   Every month, every twinge, headache, sweep of nausea sets me on edge. "Is that slight pain a sign I'm pregnant? Is this itchy belly a sign of a little one growing inside me? Am I more snappy today because pregnancy has washed me in a sea of hormones?" Every. Single. Month. And every day before my period starts is one day closer to my dreams coming true. It's one more day when I might be up the spout. And... Every month... I'm disappointed.
  And relieved. I can admit that my calm, rational, content-in-my-life-as-it-is side smiles when I finally see that blotch of pink. I can relax. At least for a little while I can be content in the knowledge that I'm not pregnant. I'm not on edge waiting for the ax to drop. Don't get me wrong... it's a nice stuffed toy ax that I'll be happy to raise and play with... but the anticipation of the fall puts me on edge anyway.
   Anyway, if you are crazy like me... each twinge and itch and tension immediately connecting you with your uterus... then you will want to know all the helpful hints I have read on how to calm the burgeoning pregnancy beast... The many forums I have read and joined... the many women feeling similar to me and you...
  This is what I have learned in all my reading...
          YOU CAN'T. There is NO way to stop.
  Face it. You're obsessed. You aren't alone in your obsession. But you are obsessed. You know what you can't fix with hopeful thinking and careful tips and hints and dietary advice?? Obsession. There isn't a pill you can take. There isn't a mantra you can chant. There isn't a thing you can do.

Exercise instructions:
a. Print the part of the pregnancy-hopes passage between "Anyway, if you" and "all my reading...", inclusive, with no changes.
b. In the pregnancy-hopes passage, what color is the blotch the writer finally sees?

Records provided:
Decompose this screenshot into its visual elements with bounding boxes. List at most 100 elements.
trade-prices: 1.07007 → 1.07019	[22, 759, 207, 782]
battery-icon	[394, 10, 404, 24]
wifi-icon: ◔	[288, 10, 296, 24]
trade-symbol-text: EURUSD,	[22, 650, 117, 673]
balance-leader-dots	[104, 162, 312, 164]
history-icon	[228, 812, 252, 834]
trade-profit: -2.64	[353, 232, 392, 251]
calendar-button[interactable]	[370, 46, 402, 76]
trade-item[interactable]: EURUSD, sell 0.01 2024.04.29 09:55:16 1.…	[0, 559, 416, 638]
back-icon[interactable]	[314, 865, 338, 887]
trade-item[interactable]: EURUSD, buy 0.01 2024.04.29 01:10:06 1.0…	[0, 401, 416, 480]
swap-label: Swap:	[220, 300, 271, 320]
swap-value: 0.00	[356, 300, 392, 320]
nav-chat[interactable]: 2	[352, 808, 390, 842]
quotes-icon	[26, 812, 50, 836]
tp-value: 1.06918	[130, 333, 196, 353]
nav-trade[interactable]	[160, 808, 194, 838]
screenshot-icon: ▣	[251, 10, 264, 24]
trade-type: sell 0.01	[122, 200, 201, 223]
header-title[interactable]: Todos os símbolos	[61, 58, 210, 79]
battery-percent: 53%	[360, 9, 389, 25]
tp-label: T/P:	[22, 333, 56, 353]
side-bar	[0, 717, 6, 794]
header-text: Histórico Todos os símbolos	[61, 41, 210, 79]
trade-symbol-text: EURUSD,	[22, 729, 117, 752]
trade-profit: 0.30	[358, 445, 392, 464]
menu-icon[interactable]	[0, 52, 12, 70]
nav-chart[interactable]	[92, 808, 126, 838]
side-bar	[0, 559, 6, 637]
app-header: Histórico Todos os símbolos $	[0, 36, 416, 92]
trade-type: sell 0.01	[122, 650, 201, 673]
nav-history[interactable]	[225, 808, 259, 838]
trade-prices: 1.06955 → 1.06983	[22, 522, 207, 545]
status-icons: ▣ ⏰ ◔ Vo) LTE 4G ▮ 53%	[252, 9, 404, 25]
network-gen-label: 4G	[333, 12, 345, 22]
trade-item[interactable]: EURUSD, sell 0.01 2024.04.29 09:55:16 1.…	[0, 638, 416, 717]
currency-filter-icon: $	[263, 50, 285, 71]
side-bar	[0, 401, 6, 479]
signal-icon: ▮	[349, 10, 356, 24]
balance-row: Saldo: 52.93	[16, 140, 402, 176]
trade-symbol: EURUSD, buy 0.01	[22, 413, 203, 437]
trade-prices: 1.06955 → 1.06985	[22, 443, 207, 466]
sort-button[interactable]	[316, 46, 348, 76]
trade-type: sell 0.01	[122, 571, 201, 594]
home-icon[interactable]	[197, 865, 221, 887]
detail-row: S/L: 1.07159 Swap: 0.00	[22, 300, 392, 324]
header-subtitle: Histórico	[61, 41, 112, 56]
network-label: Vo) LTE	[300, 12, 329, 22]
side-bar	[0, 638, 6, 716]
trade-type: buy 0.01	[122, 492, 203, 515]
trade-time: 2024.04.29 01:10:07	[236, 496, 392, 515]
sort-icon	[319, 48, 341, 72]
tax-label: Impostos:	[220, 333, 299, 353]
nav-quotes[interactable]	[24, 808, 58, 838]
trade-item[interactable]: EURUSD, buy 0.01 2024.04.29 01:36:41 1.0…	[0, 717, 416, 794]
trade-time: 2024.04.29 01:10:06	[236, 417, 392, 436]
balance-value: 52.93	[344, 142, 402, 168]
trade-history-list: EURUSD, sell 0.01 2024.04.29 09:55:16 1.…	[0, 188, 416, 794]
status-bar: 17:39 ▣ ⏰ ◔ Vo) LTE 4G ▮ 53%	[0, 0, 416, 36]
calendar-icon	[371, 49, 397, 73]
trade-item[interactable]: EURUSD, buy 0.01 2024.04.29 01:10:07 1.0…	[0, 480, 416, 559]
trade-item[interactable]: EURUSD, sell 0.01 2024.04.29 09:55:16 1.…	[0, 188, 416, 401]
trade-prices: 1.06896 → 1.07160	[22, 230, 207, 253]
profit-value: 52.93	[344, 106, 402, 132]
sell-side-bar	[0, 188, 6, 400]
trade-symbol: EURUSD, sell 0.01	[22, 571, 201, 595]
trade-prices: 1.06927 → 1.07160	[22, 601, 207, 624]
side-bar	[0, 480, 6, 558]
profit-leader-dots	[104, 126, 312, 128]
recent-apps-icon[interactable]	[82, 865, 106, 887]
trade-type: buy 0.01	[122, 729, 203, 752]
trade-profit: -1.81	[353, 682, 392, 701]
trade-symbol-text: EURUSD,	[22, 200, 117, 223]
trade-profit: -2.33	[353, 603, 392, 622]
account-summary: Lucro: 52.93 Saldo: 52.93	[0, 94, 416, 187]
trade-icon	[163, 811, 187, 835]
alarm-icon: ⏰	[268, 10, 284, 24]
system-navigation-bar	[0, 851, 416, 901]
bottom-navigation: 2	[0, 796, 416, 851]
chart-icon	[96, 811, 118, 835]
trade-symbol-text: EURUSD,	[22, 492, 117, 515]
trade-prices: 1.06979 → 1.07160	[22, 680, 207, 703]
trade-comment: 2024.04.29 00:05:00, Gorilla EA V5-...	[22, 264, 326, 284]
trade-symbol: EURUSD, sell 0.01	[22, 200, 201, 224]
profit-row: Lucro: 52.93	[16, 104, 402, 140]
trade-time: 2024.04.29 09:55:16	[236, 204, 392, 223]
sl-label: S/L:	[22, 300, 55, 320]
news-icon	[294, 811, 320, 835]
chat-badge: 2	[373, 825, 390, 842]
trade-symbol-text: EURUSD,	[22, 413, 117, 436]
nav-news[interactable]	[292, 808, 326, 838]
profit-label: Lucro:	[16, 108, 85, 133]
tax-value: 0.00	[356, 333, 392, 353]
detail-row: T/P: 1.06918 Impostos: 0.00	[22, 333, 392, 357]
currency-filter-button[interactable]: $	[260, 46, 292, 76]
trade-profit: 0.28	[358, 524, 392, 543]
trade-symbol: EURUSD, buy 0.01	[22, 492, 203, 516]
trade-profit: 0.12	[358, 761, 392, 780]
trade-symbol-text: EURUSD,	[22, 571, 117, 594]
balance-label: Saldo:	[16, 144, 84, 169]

Answers below:
a.
Anyway, if you are crazy like me... each twinge and itch and tension immediately connecting you with your uterus... then you will want to know all the helpful hints I have read on how to calm the burgeoning pregnancy beast... The many forums I have read and joined... the many women feeling similar to me and you...
  This is what I have learned in all my reading...

b. Pink.